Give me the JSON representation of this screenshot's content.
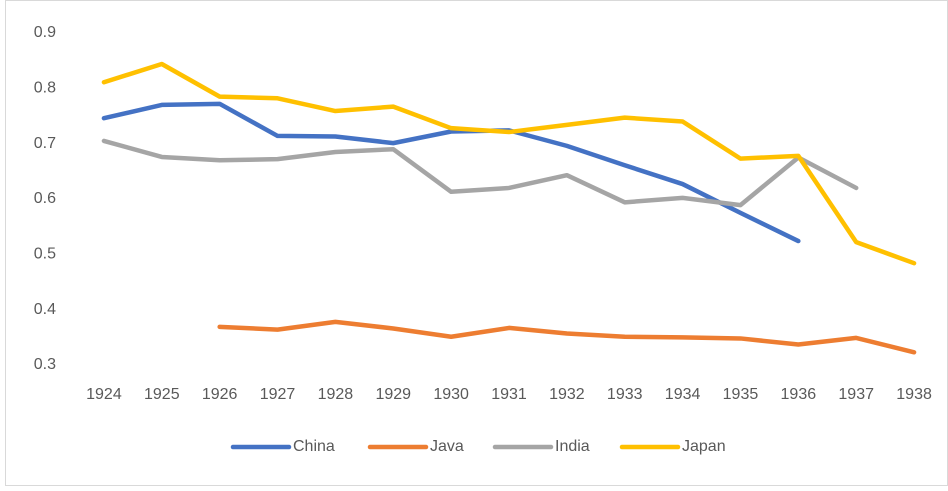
{
  "chart_data": {
    "type": "line",
    "categories": [
      "1924",
      "1925",
      "1926",
      "1927",
      "1928",
      "1929",
      "1930",
      "1931",
      "1932",
      "1933",
      "1934",
      "1935",
      "1936",
      "1937",
      "1938"
    ],
    "series": [
      {
        "name": "China",
        "color": "#4472c4",
        "values": [
          0.746,
          0.77,
          0.772,
          0.714,
          0.713,
          0.701,
          0.722,
          0.724,
          0.696,
          0.661,
          0.627,
          0.575,
          0.524,
          null,
          null
        ]
      },
      {
        "name": "Java",
        "color": "#ed7d31",
        "values": [
          null,
          null,
          0.369,
          0.364,
          0.378,
          0.366,
          0.351,
          0.367,
          0.357,
          0.351,
          0.35,
          0.348,
          0.337,
          0.349,
          0.323
        ]
      },
      {
        "name": "India",
        "color": "#a5a5a5",
        "values": [
          0.705,
          0.676,
          0.67,
          0.672,
          0.685,
          0.69,
          0.613,
          0.62,
          0.643,
          0.594,
          0.602,
          0.589,
          0.675,
          0.62,
          null
        ]
      },
      {
        "name": "Japan",
        "color": "#ffc000",
        "values": [
          0.811,
          0.844,
          0.785,
          0.782,
          0.759,
          0.767,
          0.728,
          0.721,
          0.734,
          0.747,
          0.74,
          0.673,
          0.678,
          0.522,
          0.484
        ]
      }
    ],
    "ylim": [
      0.3,
      0.9
    ],
    "yticks": [
      0.3,
      0.4,
      0.5,
      0.6,
      0.7,
      0.8,
      0.9
    ],
    "grid": false
  }
}
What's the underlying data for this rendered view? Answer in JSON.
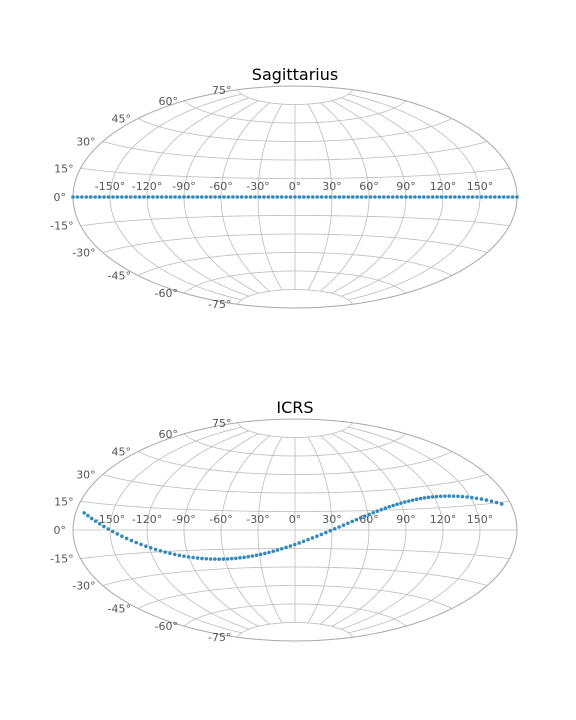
{
  "chart_data": [
    {
      "type": "scatter",
      "projection": "aitoff",
      "title": "Sagittarius",
      "xticks": [
        "-150°",
        "-120°",
        "-90°",
        "-60°",
        "-30°",
        "0°",
        "30°",
        "60°",
        "90°",
        "120°",
        "150°"
      ],
      "yticks": [
        "-75°",
        "-60°",
        "-45°",
        "-30°",
        "-15°",
        "0°",
        "15°",
        "30°",
        "45°",
        "60°",
        "75°"
      ],
      "xlim": [
        -180,
        180
      ],
      "ylim": [
        -90,
        90
      ],
      "grid": true,
      "series": [
        {
          "color": "#348abd",
          "points": {
            "lon_start": -180,
            "lon_end": 180,
            "lon_step": 3.6,
            "lat": 0
          }
        }
      ]
    },
    {
      "type": "scatter",
      "projection": "aitoff",
      "title": "ICRS",
      "xticks": [
        "-150°",
        "-120°",
        "-90°",
        "-60°",
        "-30°",
        "0°",
        "30°",
        "60°",
        "90°",
        "120°",
        "150°"
      ],
      "yticks": [
        "-75°",
        "-60°",
        "-45°",
        "-30°",
        "-15°",
        "0°",
        "15°",
        "30°",
        "45°",
        "60°",
        "75°"
      ],
      "xlim": [
        -180,
        180
      ],
      "ylim": [
        -90,
        90
      ],
      "grid": true,
      "series": [
        {
          "color": "#348abd",
          "points": {
            "lon_start": -173,
            "lon_end": 176,
            "lon_step": 3.6,
            "amplitude_lat": 22.5,
            "phase_lon": 30
          }
        }
      ]
    }
  ]
}
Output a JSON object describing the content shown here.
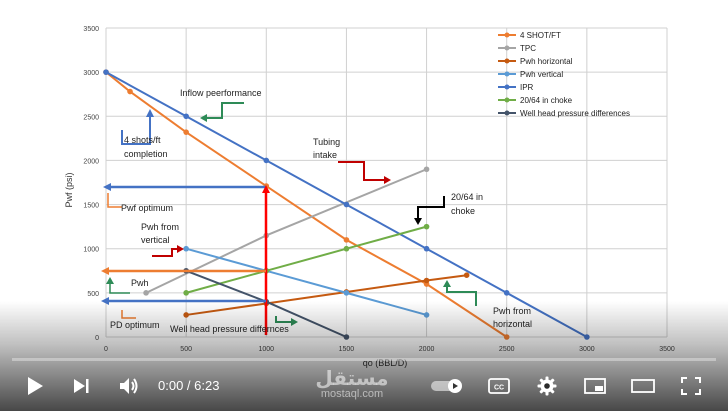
{
  "chart_data": {
    "type": "line",
    "xlabel": "qo (BBL/D)",
    "ylabel": "Pwf (psi)",
    "xlim": [
      0,
      3500
    ],
    "ylim": [
      0,
      3500
    ],
    "xticks": [
      0,
      500,
      1000,
      1500,
      2000,
      2500,
      3000,
      3500
    ],
    "yticks": [
      0,
      500,
      1000,
      1500,
      2000,
      2500,
      3000,
      3500
    ],
    "grid": true,
    "legend_position": "top-right",
    "series": [
      {
        "name": "4 SHOT/FT",
        "color": "#ed7d31",
        "marker": "circle",
        "points": [
          [
            0,
            3000
          ],
          [
            150,
            2780
          ],
          [
            500,
            2320
          ],
          [
            1000,
            1710
          ],
          [
            1500,
            1100
          ],
          [
            2000,
            600
          ],
          [
            2500,
            0
          ]
        ]
      },
      {
        "name": "TPC",
        "color": "#a5a5a5",
        "marker": "circle",
        "points": [
          [
            250,
            500
          ],
          [
            1000,
            1150
          ],
          [
            2000,
            1900
          ]
        ]
      },
      {
        "name": "Pwh horizontal",
        "color": "#c55a11",
        "marker": "circle",
        "points": [
          [
            500,
            250
          ],
          [
            1000,
            380
          ],
          [
            1500,
            510
          ],
          [
            2000,
            640
          ],
          [
            2250,
            700
          ]
        ]
      },
      {
        "name": "Pwh vertical",
        "color": "#5b9bd5",
        "marker": "circle",
        "points": [
          [
            500,
            1000
          ],
          [
            1000,
            750
          ],
          [
            1500,
            500
          ],
          [
            2000,
            250
          ]
        ]
      },
      {
        "name": "IPR",
        "color": "#4472c4",
        "marker": "circle",
        "points": [
          [
            0,
            3000
          ],
          [
            500,
            2500
          ],
          [
            1000,
            2000
          ],
          [
            1500,
            1500
          ],
          [
            2000,
            1000
          ],
          [
            2500,
            500
          ],
          [
            3000,
            0
          ]
        ]
      },
      {
        "name": "20/64 in choke",
        "color": "#70ad47",
        "marker": "circle",
        "points": [
          [
            500,
            500
          ],
          [
            1000,
            750
          ],
          [
            1500,
            1000
          ],
          [
            2000,
            1250
          ]
        ]
      },
      {
        "name": "Well head pressure differences",
        "color": "#44546a",
        "marker": "circle",
        "points": [
          [
            500,
            750
          ],
          [
            1000,
            400
          ],
          [
            1500,
            0
          ]
        ]
      }
    ],
    "annotations": [
      {
        "text": "Inflow peerformance"
      },
      {
        "text": "4 shots/ft completion",
        "lines": [
          "4 shots/ft",
          "completion"
        ]
      },
      {
        "text": "Tubing intake",
        "lines": [
          "Tubing",
          "intake"
        ]
      },
      {
        "text": "20/64 in choke",
        "lines": [
          "20/64 in",
          "choke"
        ]
      },
      {
        "text": "Pwf optimum"
      },
      {
        "text": "Pwh from vertical",
        "lines": [
          "Pwh from",
          "vertical"
        ]
      },
      {
        "text": "Pwh"
      },
      {
        "text": "PD optimum"
      },
      {
        "text": "Well head pressure differnces"
      },
      {
        "text": "Pwh from horizontal",
        "lines": [
          "Pwh from",
          "horizontal"
        ]
      }
    ]
  },
  "player": {
    "time_display": "0:00 / 6:23",
    "progress": 0,
    "accent_color": "#ff0000",
    "watermark_logo": "مستقل",
    "watermark_url": "mostaql.com",
    "controls": [
      "play-icon",
      "next-icon",
      "volume-icon",
      "autoplay-toggle-icon",
      "captions-icon",
      "settings-icon",
      "miniplayer-icon",
      "theater-mode-icon",
      "fullscreen-icon"
    ]
  }
}
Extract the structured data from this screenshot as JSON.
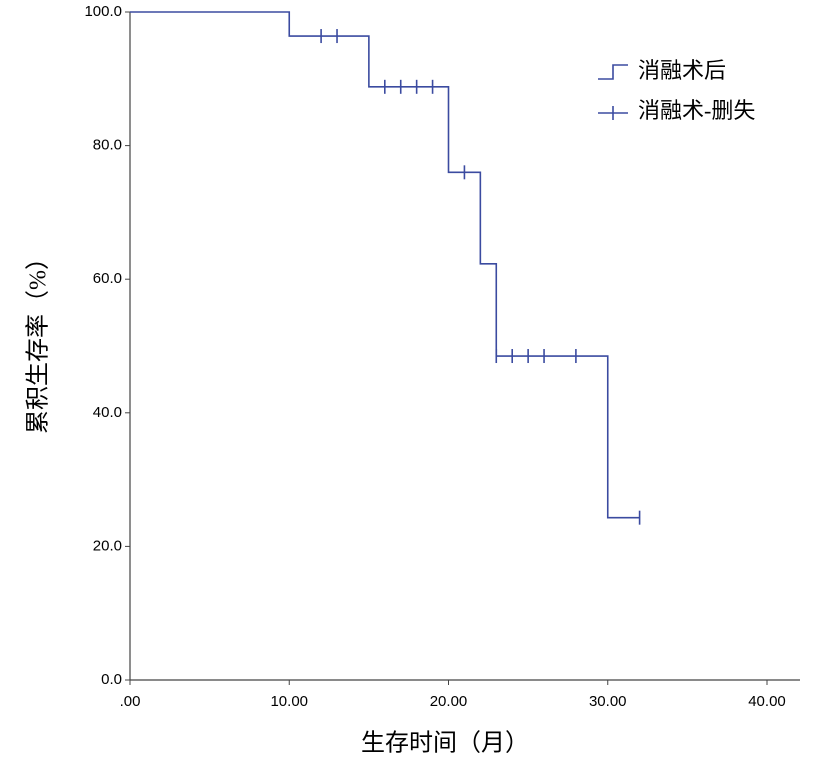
{
  "chart_data": {
    "type": "kaplan-meier",
    "xlabel": "生存时间（月）",
    "ylabel": "累积生存率（%）",
    "xlim": [
      0,
      40
    ],
    "xticks": [
      {
        "value": 0,
        "label": ".00"
      },
      {
        "value": 10,
        "label": "10.00"
      },
      {
        "value": 20,
        "label": "20.00"
      },
      {
        "value": 30,
        "label": "30.00"
      },
      {
        "value": 40,
        "label": "40.00"
      }
    ],
    "ylim": [
      0,
      100
    ],
    "yticks": [
      {
        "value": 0,
        "label": "0.0"
      },
      {
        "value": 20,
        "label": "20.0"
      },
      {
        "value": 40,
        "label": "40.0"
      },
      {
        "value": 60,
        "label": "60.0"
      },
      {
        "value": 80,
        "label": "80.0"
      },
      {
        "value": 100,
        "label": "100.0"
      }
    ],
    "legend": "top-right",
    "series": [
      {
        "name": "消融术后",
        "color": "#3b4ba0",
        "style": "step",
        "x": [
          0,
          10,
          15,
          20,
          22,
          23,
          30,
          32
        ],
        "values": [
          100,
          96.4,
          88.8,
          76.0,
          62.3,
          48.5,
          24.3,
          24.3
        ]
      },
      {
        "name": "消融术-删失",
        "color": "#3b4ba0",
        "style": "censor",
        "x": [
          12,
          13,
          16,
          17,
          18,
          19,
          21,
          23,
          24,
          25,
          26,
          28,
          32
        ],
        "values": [
          96.4,
          96.4,
          88.8,
          88.8,
          88.8,
          88.8,
          76.0,
          48.5,
          48.5,
          48.5,
          48.5,
          48.5,
          24.3
        ]
      }
    ]
  }
}
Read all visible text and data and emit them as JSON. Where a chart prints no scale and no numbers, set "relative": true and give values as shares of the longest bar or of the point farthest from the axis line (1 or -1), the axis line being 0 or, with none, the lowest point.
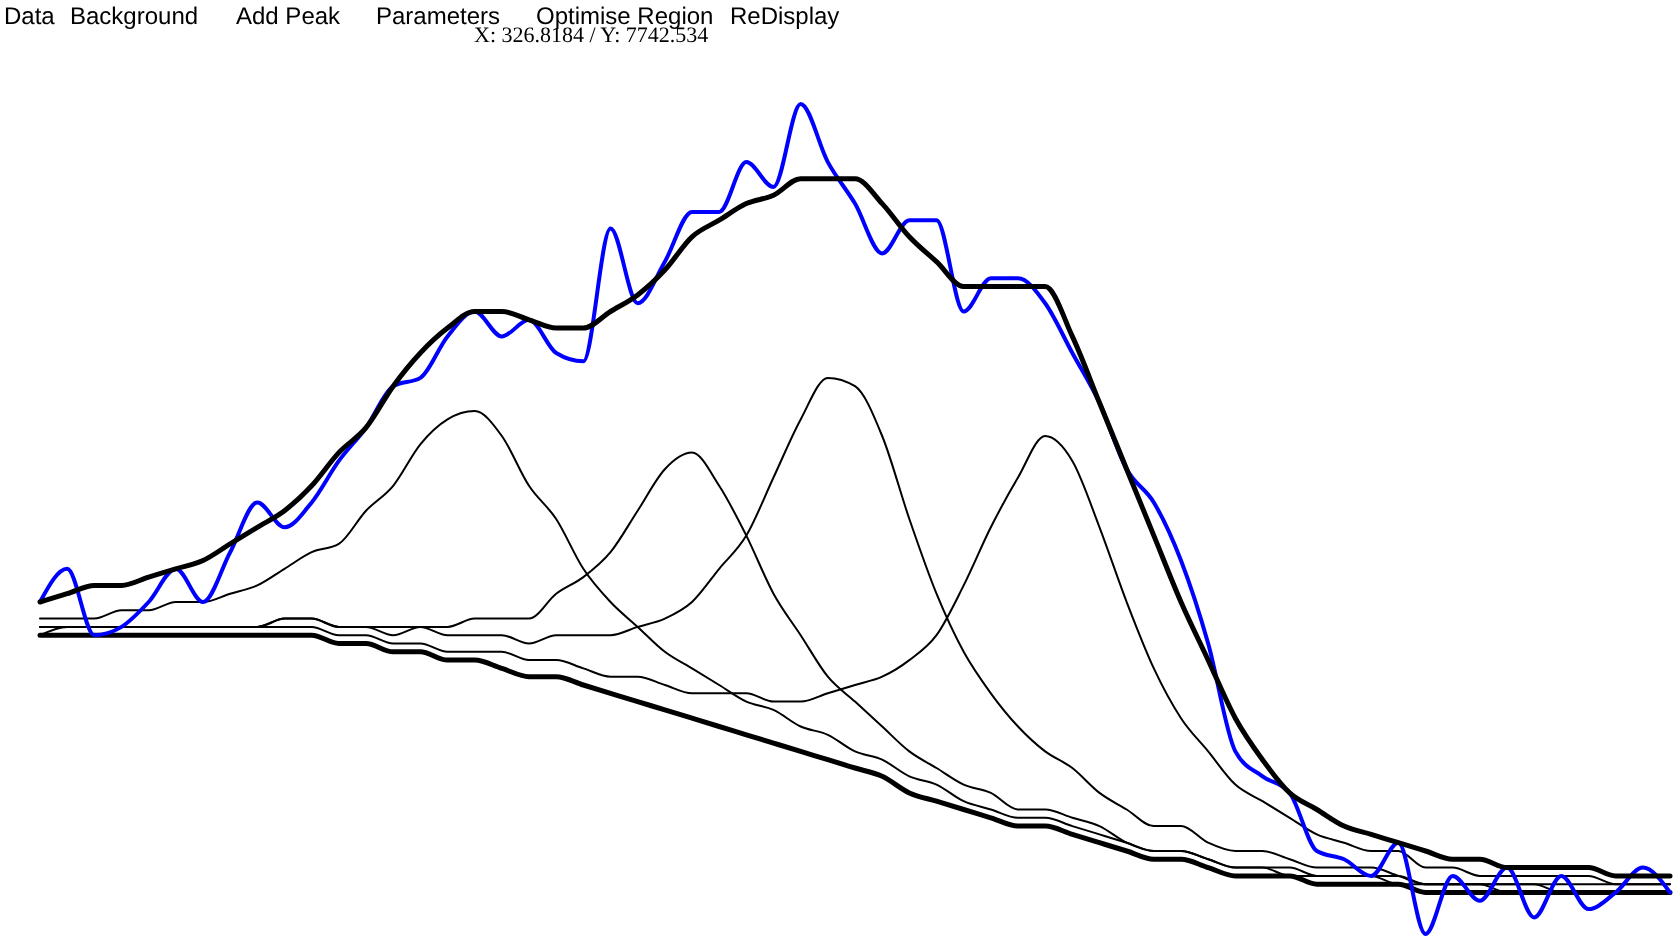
{
  "chart_data": {
    "type": "line",
    "relative": true,
    "legend": false,
    "grid": false,
    "annotations": [
      "Data",
      "Background",
      "Add Peak",
      "Parameters",
      "Optimise Region",
      "ReDisplay",
      "X: 326.8184 / Y: 7742.534"
    ],
    "categories": [
      null,
      null,
      null,
      null,
      null,
      null,
      null,
      null,
      null,
      null,
      null,
      null,
      null,
      null,
      null,
      null,
      null,
      null,
      null,
      null,
      null,
      null,
      null,
      null,
      null,
      null,
      null,
      null,
      null,
      null,
      null,
      null,
      null,
      null,
      null,
      null,
      null,
      null,
      null,
      null,
      null,
      null,
      null,
      null,
      null,
      null,
      null,
      null,
      null,
      null,
      null,
      null,
      null,
      null,
      null,
      null,
      null,
      null,
      null,
      null,
      null
    ],
    "series": [
      {
        "color": "#000000",
        "values": [
          0.36,
          0.36,
          0.36,
          0.36,
          0.36,
          0.36,
          0.36,
          0.36,
          0.36,
          0.36,
          0.36,
          0.35,
          0.35,
          0.34,
          0.34,
          0.33,
          0.33,
          0.32,
          0.31,
          0.31,
          0.3,
          0.29,
          0.28,
          0.27,
          0.26,
          0.25,
          0.24,
          0.23,
          0.22,
          0.21,
          0.2,
          0.19,
          0.17,
          0.16,
          0.15,
          0.14,
          0.13,
          0.13,
          0.12,
          0.11,
          0.1,
          0.09,
          0.09,
          0.08,
          0.07,
          0.07,
          0.07,
          0.06,
          0.06,
          0.06,
          0.06,
          0.05,
          0.05,
          0.05,
          0.05,
          0.05,
          0.05,
          0.05,
          0.05,
          0.05,
          0.05
        ]
      },
      {
        "color": "#000000",
        "values": [
          0.38,
          0.38,
          0.38,
          0.39,
          0.39,
          0.4,
          0.4,
          0.41,
          0.42,
          0.44,
          0.46,
          0.47,
          0.51,
          0.54,
          0.59,
          0.62,
          0.63,
          0.6,
          0.54,
          0.5,
          0.44,
          0.4,
          0.37,
          0.34,
          0.32,
          0.3,
          0.28,
          0.27,
          0.25,
          0.24,
          0.22,
          0.21,
          0.19,
          0.18,
          0.16,
          0.15,
          0.14,
          0.14,
          0.13,
          0.12,
          0.11,
          0.1,
          0.1,
          0.09,
          0.08,
          0.08,
          0.07,
          0.07,
          0.07,
          0.07,
          0.06,
          0.06,
          0.06,
          0.06,
          0.05,
          0.05,
          0.05,
          0.05,
          0.05,
          0.05,
          0.05
        ]
      },
      {
        "color": "#000000",
        "values": [
          0.37,
          0.37,
          0.37,
          0.37,
          0.37,
          0.37,
          0.37,
          0.37,
          0.37,
          0.38,
          0.38,
          0.37,
          0.37,
          0.37,
          0.37,
          0.37,
          0.38,
          0.38,
          0.38,
          0.41,
          0.43,
          0.46,
          0.51,
          0.56,
          0.58,
          0.54,
          0.48,
          0.41,
          0.36,
          0.31,
          0.28,
          0.25,
          0.22,
          0.2,
          0.18,
          0.17,
          0.15,
          0.15,
          0.14,
          0.13,
          0.11,
          0.1,
          0.1,
          0.09,
          0.08,
          0.08,
          0.08,
          0.07,
          0.07,
          0.07,
          0.07,
          0.06,
          0.06,
          0.06,
          0.06,
          0.06,
          0.05,
          0.05,
          0.05,
          0.05,
          0.05
        ]
      },
      {
        "color": "#000000",
        "values": [
          0.37,
          0.37,
          0.37,
          0.37,
          0.37,
          0.37,
          0.37,
          0.37,
          0.37,
          0.38,
          0.38,
          0.37,
          0.37,
          0.36,
          0.37,
          0.36,
          0.36,
          0.36,
          0.35,
          0.36,
          0.36,
          0.36,
          0.37,
          0.38,
          0.4,
          0.44,
          0.48,
          0.55,
          0.62,
          0.67,
          0.66,
          0.6,
          0.5,
          0.41,
          0.34,
          0.29,
          0.25,
          0.22,
          0.2,
          0.17,
          0.15,
          0.13,
          0.13,
          0.11,
          0.1,
          0.1,
          0.09,
          0.08,
          0.08,
          0.08,
          0.07,
          0.06,
          0.06,
          0.06,
          0.06,
          0.06,
          0.06,
          0.06,
          0.06,
          0.06,
          0.06
        ]
      },
      {
        "color": "#000000",
        "values": [
          0.36,
          0.37,
          0.37,
          0.37,
          0.37,
          0.37,
          0.37,
          0.37,
          0.37,
          0.37,
          0.37,
          0.36,
          0.36,
          0.35,
          0.35,
          0.34,
          0.34,
          0.34,
          0.33,
          0.33,
          0.32,
          0.31,
          0.31,
          0.3,
          0.29,
          0.29,
          0.29,
          0.28,
          0.28,
          0.29,
          0.3,
          0.31,
          0.33,
          0.36,
          0.42,
          0.49,
          0.55,
          0.6,
          0.57,
          0.49,
          0.4,
          0.32,
          0.26,
          0.22,
          0.18,
          0.16,
          0.14,
          0.12,
          0.11,
          0.1,
          0.1,
          0.08,
          0.08,
          0.07,
          0.07,
          0.07,
          0.07,
          0.07,
          0.06,
          0.06,
          0.06
        ]
      },
      {
        "color": "#0000ff",
        "values": [
          0.4,
          0.44,
          0.36,
          0.37,
          0.4,
          0.44,
          0.4,
          0.46,
          0.52,
          0.49,
          0.52,
          0.57,
          0.61,
          0.66,
          0.67,
          0.72,
          0.75,
          0.72,
          0.74,
          0.7,
          0.69,
          0.85,
          0.76,
          0.81,
          0.87,
          0.87,
          0.93,
          0.9,
          1.0,
          0.93,
          0.88,
          0.82,
          0.86,
          0.86,
          0.75,
          0.79,
          0.79,
          0.76,
          0.7,
          0.64,
          0.56,
          0.52,
          0.45,
          0.35,
          0.22,
          0.19,
          0.17,
          0.1,
          0.09,
          0.07,
          0.11,
          0.0,
          0.07,
          0.04,
          0.08,
          0.02,
          0.07,
          0.03,
          0.05,
          0.08,
          0.05
        ]
      },
      {
        "color": "#000000",
        "values": [
          0.4,
          0.41,
          0.42,
          0.42,
          0.43,
          0.44,
          0.45,
          0.47,
          0.49,
          0.51,
          0.54,
          0.58,
          0.61,
          0.66,
          0.7,
          0.73,
          0.75,
          0.75,
          0.74,
          0.73,
          0.73,
          0.75,
          0.77,
          0.8,
          0.84,
          0.86,
          0.88,
          0.89,
          0.91,
          0.91,
          0.91,
          0.88,
          0.84,
          0.81,
          0.78,
          0.78,
          0.78,
          0.78,
          0.72,
          0.64,
          0.56,
          0.48,
          0.4,
          0.33,
          0.26,
          0.21,
          0.17,
          0.15,
          0.13,
          0.12,
          0.11,
          0.1,
          0.09,
          0.09,
          0.08,
          0.08,
          0.08,
          0.08,
          0.07,
          0.07,
          0.07
        ]
      }
    ]
  }
}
____________
● REQUIRED WORK: Read the data above and pull out each line that holds the string "vertical".

● FINISHED ANSWER:
        "name": "Pwh vertical",
        "text": "Pwh from vertical",
          "vertical"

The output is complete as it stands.